_Task goal_
Copy the entries from the first line through the line containing "forecast-run-line: [1005, 342, 1057, 369]", inclusive, changing every "forecast-start-marker" to "forecast-origin-marker" and leaving everything else unchanged.

--- Material provided ---

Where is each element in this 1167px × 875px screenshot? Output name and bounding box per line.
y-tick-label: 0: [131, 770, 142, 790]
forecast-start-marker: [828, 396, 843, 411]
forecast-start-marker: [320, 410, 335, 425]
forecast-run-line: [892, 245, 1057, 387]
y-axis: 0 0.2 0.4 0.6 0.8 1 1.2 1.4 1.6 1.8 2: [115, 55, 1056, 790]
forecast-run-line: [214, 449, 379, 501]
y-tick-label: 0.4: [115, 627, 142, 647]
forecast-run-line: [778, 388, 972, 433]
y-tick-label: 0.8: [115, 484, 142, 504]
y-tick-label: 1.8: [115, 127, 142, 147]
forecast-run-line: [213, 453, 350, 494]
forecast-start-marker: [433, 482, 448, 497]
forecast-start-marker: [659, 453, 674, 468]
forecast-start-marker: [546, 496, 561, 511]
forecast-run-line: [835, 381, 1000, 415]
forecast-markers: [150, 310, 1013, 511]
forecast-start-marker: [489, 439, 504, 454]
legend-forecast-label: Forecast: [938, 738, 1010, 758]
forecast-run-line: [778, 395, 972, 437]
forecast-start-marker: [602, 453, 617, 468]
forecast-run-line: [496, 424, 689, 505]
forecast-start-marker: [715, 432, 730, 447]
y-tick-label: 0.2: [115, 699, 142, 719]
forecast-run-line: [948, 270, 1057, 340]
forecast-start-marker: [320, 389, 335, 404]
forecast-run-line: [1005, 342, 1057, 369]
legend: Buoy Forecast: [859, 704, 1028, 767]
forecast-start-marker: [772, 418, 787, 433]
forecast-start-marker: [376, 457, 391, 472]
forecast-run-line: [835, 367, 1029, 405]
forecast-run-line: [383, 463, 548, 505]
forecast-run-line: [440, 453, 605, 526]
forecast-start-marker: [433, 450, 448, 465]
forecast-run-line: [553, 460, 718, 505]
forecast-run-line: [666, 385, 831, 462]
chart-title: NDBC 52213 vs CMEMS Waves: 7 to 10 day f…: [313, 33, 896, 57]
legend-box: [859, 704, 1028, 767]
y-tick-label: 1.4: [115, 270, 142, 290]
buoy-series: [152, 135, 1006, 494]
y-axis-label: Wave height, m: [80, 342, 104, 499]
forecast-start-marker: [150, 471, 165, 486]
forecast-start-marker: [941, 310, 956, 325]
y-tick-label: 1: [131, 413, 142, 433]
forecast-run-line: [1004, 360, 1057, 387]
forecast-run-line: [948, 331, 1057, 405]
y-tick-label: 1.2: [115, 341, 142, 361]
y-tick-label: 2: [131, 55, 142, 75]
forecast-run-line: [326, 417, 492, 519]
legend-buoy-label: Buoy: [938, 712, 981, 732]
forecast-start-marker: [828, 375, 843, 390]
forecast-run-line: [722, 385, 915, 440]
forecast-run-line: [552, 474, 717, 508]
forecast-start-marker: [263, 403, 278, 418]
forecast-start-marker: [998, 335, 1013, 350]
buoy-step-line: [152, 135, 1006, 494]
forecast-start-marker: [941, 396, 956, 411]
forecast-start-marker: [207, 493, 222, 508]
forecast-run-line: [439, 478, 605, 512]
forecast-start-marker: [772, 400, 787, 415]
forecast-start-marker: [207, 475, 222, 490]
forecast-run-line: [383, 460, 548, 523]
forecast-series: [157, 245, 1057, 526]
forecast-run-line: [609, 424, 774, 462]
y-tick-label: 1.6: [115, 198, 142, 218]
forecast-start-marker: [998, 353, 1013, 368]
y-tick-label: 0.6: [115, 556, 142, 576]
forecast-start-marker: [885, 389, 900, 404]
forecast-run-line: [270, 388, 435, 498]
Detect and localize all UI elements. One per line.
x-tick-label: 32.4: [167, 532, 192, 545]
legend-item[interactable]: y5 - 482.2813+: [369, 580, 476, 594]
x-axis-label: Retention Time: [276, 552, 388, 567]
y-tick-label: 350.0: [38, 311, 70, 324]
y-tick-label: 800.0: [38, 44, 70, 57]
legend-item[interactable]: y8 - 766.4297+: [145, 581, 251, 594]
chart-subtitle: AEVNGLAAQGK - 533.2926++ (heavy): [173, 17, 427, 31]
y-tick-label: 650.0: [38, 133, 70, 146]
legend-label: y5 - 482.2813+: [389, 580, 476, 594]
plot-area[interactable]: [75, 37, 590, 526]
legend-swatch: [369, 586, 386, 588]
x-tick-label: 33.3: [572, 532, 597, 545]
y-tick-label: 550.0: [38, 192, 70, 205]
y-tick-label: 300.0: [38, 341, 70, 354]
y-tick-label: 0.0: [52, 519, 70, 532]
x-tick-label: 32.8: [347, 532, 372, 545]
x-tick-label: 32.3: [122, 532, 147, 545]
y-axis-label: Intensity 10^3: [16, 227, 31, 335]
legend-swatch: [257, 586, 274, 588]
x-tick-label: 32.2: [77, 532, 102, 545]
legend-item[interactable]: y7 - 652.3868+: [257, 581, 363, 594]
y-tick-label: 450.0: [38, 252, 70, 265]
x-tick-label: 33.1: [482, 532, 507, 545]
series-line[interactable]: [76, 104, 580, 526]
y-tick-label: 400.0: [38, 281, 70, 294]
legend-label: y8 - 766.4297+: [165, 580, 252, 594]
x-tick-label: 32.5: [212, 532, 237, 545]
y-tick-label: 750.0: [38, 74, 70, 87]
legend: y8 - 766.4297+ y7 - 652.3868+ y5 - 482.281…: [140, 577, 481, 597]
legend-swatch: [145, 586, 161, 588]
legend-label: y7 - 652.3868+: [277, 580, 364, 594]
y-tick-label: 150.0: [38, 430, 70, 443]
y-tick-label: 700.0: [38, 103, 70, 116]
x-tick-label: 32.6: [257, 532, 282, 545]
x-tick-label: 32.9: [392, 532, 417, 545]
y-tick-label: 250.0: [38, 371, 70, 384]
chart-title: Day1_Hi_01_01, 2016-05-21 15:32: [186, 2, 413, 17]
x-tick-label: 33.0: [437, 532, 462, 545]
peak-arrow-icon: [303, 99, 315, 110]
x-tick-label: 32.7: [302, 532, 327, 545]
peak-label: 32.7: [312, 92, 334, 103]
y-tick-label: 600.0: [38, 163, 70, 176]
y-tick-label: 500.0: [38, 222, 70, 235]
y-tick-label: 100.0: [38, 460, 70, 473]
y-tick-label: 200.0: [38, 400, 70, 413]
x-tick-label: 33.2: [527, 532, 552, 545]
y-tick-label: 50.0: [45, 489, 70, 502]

---

_Output of the task_
Where is each element in this 1167px × 875px screenshot? Output name and bounding box per line.
y-tick-label: 0: [131, 770, 142, 790]
forecast-origin-marker: [828, 396, 843, 411]
forecast-origin-marker: [320, 410, 335, 425]
forecast-run-line: [892, 245, 1057, 387]
y-axis: 0 0.2 0.4 0.6 0.8 1 1.2 1.4 1.6 1.8 2: [115, 55, 1056, 790]
forecast-run-line: [214, 449, 379, 501]
y-tick-label: 0.4: [115, 627, 142, 647]
forecast-run-line: [778, 388, 972, 433]
y-tick-label: 0.8: [115, 484, 142, 504]
y-tick-label: 1.8: [115, 127, 142, 147]
forecast-run-line: [213, 453, 350, 494]
forecast-origin-marker: [433, 482, 448, 497]
forecast-origin-marker: [659, 453, 674, 468]
forecast-origin-marker: [546, 496, 561, 511]
forecast-run-line: [835, 381, 1000, 415]
forecast-markers: [150, 310, 1013, 511]
forecast-origin-marker: [489, 439, 504, 454]
legend-forecast-label: Forecast: [938, 738, 1010, 758]
forecast-run-line: [778, 395, 972, 437]
forecast-origin-marker: [602, 453, 617, 468]
forecast-run-line: [496, 424, 689, 505]
forecast-origin-marker: [715, 432, 730, 447]
y-tick-label: 0.2: [115, 699, 142, 719]
forecast-run-line: [948, 270, 1057, 340]
forecast-origin-marker: [320, 389, 335, 404]
forecast-run-line: [1005, 342, 1057, 369]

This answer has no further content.